* [Task item]: Write out, word for word, the part of the passage on hydrogen in the EU starting with "The European Commission" and going on through "23 September 2020).".

* [Page text]:
╭──

Hydrogen was deemed to constitute in 2020 less than 2% of the EU total energy system, but projected to grow to circa 15% in long-term decarbonisation strategies.
The European Commission hydrogen strategy of 8 July 2020 ambitions at least 40 GW of renewable hydrogen electrolysers installed by 2030 in the EU plus other 40 GW in Europe’s neighbourhood with export to the EU (ACER Market Monitoring Report 2019 – Gas Wholesale Market Volume, 23 September 2020).
The same strategy makes also the following prediction as regards the electrolysers costs:
"Costs for renewable hydrogen are going down quickly. Electrolyser costs have already been reduced by 60% in the last ten years, and are expected to halve in 2030 compared to today with economies of scale. In regions where renewable electricity is cheap, electrolysers are expected to be able to compete with fossil-based hydrogen in 2030. These elements will be key drivers of the progressive development of hydrogen across the EU economy".
Some of the EU Member States have established guarantees of origin (GOs) for renewable gases.
The Directive (EU) 2018/2001 of the European Parliament and of the Council of 11 December 2018 on the promotion of the use of energy from renewable sources (RED II) stipulates that the EU Member States may arrange for guarantees of origin to be issued for energy from non-renewable sources (Article 19(2) of the RED II).

╰──

Document understanding data
╭──

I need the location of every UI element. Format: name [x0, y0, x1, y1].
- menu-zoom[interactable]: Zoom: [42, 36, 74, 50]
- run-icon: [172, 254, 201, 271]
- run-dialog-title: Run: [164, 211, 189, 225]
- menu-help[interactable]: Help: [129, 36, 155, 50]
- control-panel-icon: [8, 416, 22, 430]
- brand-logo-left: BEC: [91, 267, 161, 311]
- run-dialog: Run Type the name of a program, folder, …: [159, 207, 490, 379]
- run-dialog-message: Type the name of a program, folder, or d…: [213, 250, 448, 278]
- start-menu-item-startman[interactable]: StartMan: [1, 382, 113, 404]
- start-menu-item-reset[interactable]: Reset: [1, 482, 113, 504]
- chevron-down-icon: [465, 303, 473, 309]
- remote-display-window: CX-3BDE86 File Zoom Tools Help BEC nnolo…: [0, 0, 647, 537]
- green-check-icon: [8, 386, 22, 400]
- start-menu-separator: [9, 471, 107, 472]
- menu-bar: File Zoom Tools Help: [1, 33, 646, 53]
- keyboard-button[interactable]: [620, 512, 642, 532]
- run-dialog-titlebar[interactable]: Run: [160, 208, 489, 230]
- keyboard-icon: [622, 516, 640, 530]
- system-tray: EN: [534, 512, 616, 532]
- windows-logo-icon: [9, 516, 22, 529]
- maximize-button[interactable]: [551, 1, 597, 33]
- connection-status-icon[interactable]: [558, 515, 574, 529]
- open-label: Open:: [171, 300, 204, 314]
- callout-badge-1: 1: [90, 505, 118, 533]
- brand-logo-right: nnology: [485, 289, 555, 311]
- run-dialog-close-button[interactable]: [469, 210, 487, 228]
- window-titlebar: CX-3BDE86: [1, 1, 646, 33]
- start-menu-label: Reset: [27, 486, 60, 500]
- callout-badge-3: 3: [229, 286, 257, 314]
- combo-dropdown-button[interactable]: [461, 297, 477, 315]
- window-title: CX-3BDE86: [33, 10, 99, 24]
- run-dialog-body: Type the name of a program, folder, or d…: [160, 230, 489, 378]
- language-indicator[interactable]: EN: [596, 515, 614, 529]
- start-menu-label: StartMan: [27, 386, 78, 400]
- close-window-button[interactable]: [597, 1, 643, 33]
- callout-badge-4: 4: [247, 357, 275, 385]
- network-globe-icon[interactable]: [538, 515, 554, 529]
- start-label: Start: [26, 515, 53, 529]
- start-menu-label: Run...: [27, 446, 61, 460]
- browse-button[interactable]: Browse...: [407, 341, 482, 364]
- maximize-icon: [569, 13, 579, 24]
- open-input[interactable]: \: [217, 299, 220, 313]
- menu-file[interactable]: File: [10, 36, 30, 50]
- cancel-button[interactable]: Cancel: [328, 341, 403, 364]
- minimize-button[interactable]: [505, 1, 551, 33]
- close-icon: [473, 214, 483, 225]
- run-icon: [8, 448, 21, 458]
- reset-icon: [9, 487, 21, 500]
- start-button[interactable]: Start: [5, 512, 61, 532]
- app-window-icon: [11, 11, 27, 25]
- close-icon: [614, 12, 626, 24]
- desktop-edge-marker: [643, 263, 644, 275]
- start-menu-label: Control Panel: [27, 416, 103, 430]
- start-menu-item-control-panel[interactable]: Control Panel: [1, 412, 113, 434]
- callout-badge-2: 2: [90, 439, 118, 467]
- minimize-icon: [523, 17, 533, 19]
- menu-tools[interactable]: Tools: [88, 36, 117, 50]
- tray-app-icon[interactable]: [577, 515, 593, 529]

╰──

* [Answer space]:
The European Commission hydrogen strategy of 8 July 2020 ambitions at least 40 GW of renewable hydrogen electrolysers installed by 2030 in the EU plus other 40 GW in Europe’s neighbourhood with export to the EU (ACER Market Monitoring Report 2019 – Gas Wholesale Market Volume, 23 September 2020).